Attention mechanisms are algorithms specifically designed to efficiently and precisely highlight the target object while simultaneously suppressing irrelevant information. They closely emulate the way in which humans perceive and interpret images. In recent years, numerous attention mechanisms have been developed and applied across various domains, including but not limited to natural language processing, object detection, and image recognition. Importantly, these mechanisms have also brought fresh perspectives and innovative approaches to the field of remote sensing image analysis. The Attention Mechanism is a widely adopted technique in deep learning models to enhance their performance and accuracy.

OBJECTIVE
What comes next in the passage on attention mechanisms? Continue it from its last sentence. The listing comes from an unrelated source.

SUPPLIED MATERIAL
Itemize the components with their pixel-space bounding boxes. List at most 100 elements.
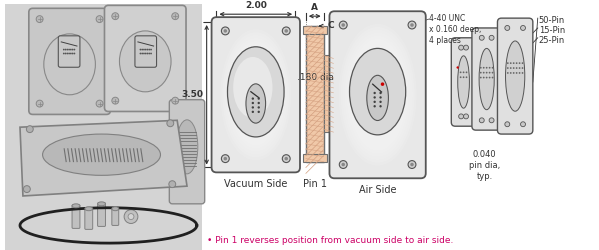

ANSWER BELOW
In the domain of attention-based CNNs, several representative models have been introduced to enhance feature learning and representation. Hu et al.21 proposed SENet, which uses channel-level attention to adaptively adjust the weights of different feature map channels and enhance the focus on key features. Li et al.22 proposed SKNet, which combines deformable convolution and channel-level attention to refine feature map weights at various spatial scales and channels. Li et al.24 proposed PANet, a semantic segmentation model based on feature pyramid network (FPN) and attention mechanism, which can improve the accuracy and robustness of instance segmentation tasks. Woo et al.25 proposed CBAM, which combines channel-level and spatial-level attention to adaptively adjust feature map weights and enhance the focus on key features.This mechanism enhances the network’s feature learning and representation ability, further improving its performance.

Poposed method

The overall architecture of our proposed MDRCN is composed of four modules. As shown in Fig. 2.

Figure 2
figure 2

Overall architecture of the MDRCN.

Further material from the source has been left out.